- [GIVEN DATA]:
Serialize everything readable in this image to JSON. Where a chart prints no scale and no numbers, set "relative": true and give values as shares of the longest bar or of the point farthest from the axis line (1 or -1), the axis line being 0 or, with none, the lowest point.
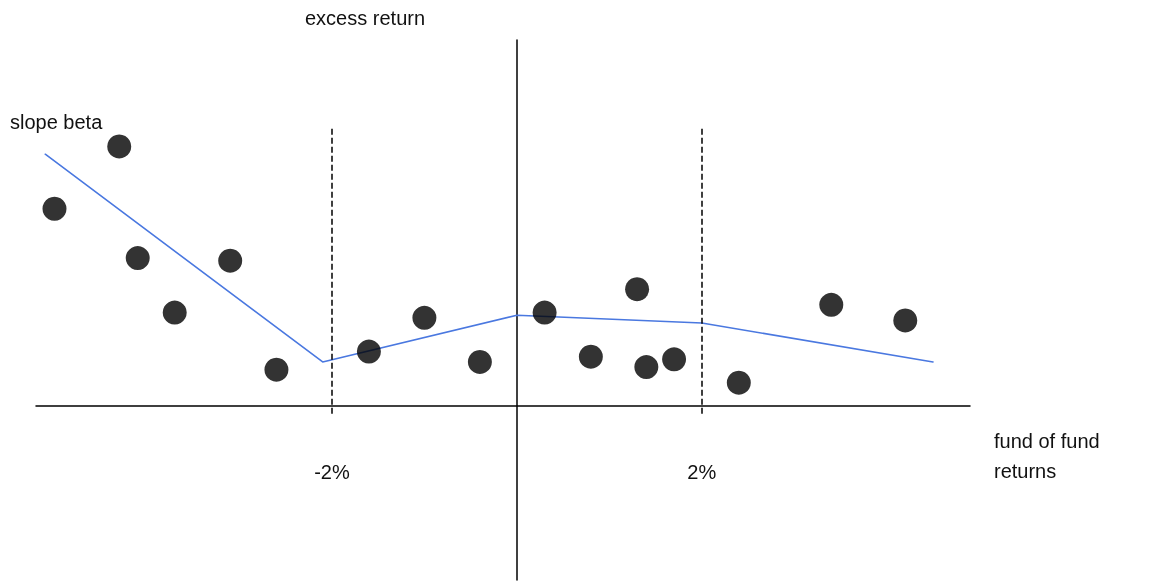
{
  "chart_data": {
    "type": "scatter",
    "relative": true,
    "xlabel": "fund of fund returns",
    "annotations": [
      "slope beta",
      "excess return"
    ],
    "xlim": [
      -5.2,
      4.9
    ],
    "xticks": [
      {
        "value": -2,
        "label": "-2%"
      },
      {
        "value": 2,
        "label": "2%"
      }
    ],
    "grid": false,
    "series": [
      {
        "marker": "circle",
        "color": "#000000",
        "x": [
          -5.0,
          -4.3,
          -4.1,
          -3.7,
          -3.1,
          -2.6,
          -1.6,
          -1.0,
          -0.4,
          0.3,
          0.8,
          1.3,
          1.4,
          1.7,
          2.4,
          3.4,
          4.2
        ],
        "values": [
          0.76,
          1.0,
          0.57,
          0.36,
          0.56,
          0.14,
          0.21,
          0.34,
          0.17,
          0.36,
          0.19,
          0.45,
          0.15,
          0.18,
          0.09,
          0.39,
          0.33
        ]
      },
      {
        "type": "line",
        "marker": "none",
        "line_style": "solid",
        "color": "#4a78e0",
        "x": [
          -5.1,
          -2.1,
          0,
          2.0,
          4.5
        ],
        "values": [
          0.97,
          0.17,
          0.35,
          0.32,
          0.17
        ]
      }
    ],
    "ref_lines": [
      {
        "axis": "x",
        "value": -2,
        "line_style": "dashed",
        "color": "#000000"
      },
      {
        "axis": "x",
        "value": 2,
        "line_style": "dashed",
        "color": "#000000"
      }
    ]
  }
}
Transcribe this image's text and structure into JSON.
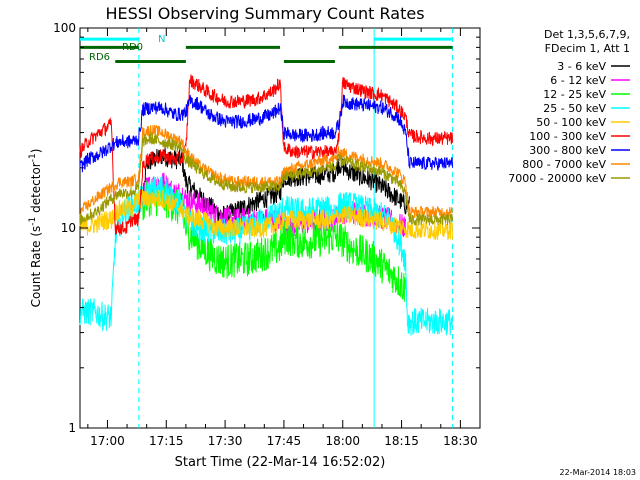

- [YOUR OBJECTIVE]:
Write out the records above once more, word for word, with no pictures.

- [THE OUTPUT]:
Serialize everything readable in this image to JSON. Where a chart prints no scale and no numbers, set "relative": true and give values as shares of the longest bar or of the point farthest from the axis line (1 or -1), the axis line being 0 or, with none, the lowest point.
{
  "chart_data": {
    "type": "scatter",
    "relative": true,
    "xlabel": "fund of fund returns",
    "annotations": [
      "slope beta",
      "excess return"
    ],
    "xlim": [
      -5.2,
      4.9
    ],
    "xticks": [
      {
        "value": -2,
        "label": "-2%"
      },
      {
        "value": 2,
        "label": "2%"
      }
    ],
    "grid": false,
    "series": [
      {
        "marker": "circle",
        "color": "#000000",
        "x": [
          -5.0,
          -4.3,
          -4.1,
          -3.7,
          -3.1,
          -2.6,
          -1.6,
          -1.0,
          -0.4,
          0.3,
          0.8,
          1.3,
          1.4,
          1.7,
          2.4,
          3.4,
          4.2
        ],
        "values": [
          0.76,
          1.0,
          0.57,
          0.36,
          0.56,
          0.14,
          0.21,
          0.34,
          0.17,
          0.36,
          0.19,
          0.45,
          0.15,
          0.18,
          0.09,
          0.39,
          0.33
        ]
      },
      {
        "type": "line",
        "marker": "none",
        "line_style": "solid",
        "color": "#4a78e0",
        "x": [
          -5.1,
          -2.1,
          0,
          2.0,
          4.5
        ],
        "values": [
          0.97,
          0.17,
          0.35,
          0.32,
          0.17
        ]
      }
    ],
    "ref_lines": [
      {
        "axis": "x",
        "value": -2,
        "line_style": "dashed",
        "color": "#000000"
      },
      {
        "axis": "x",
        "value": 2,
        "line_style": "dashed",
        "color": "#000000"
      }
    ]
  }
}
Transcribe this image's text and structure into JSON.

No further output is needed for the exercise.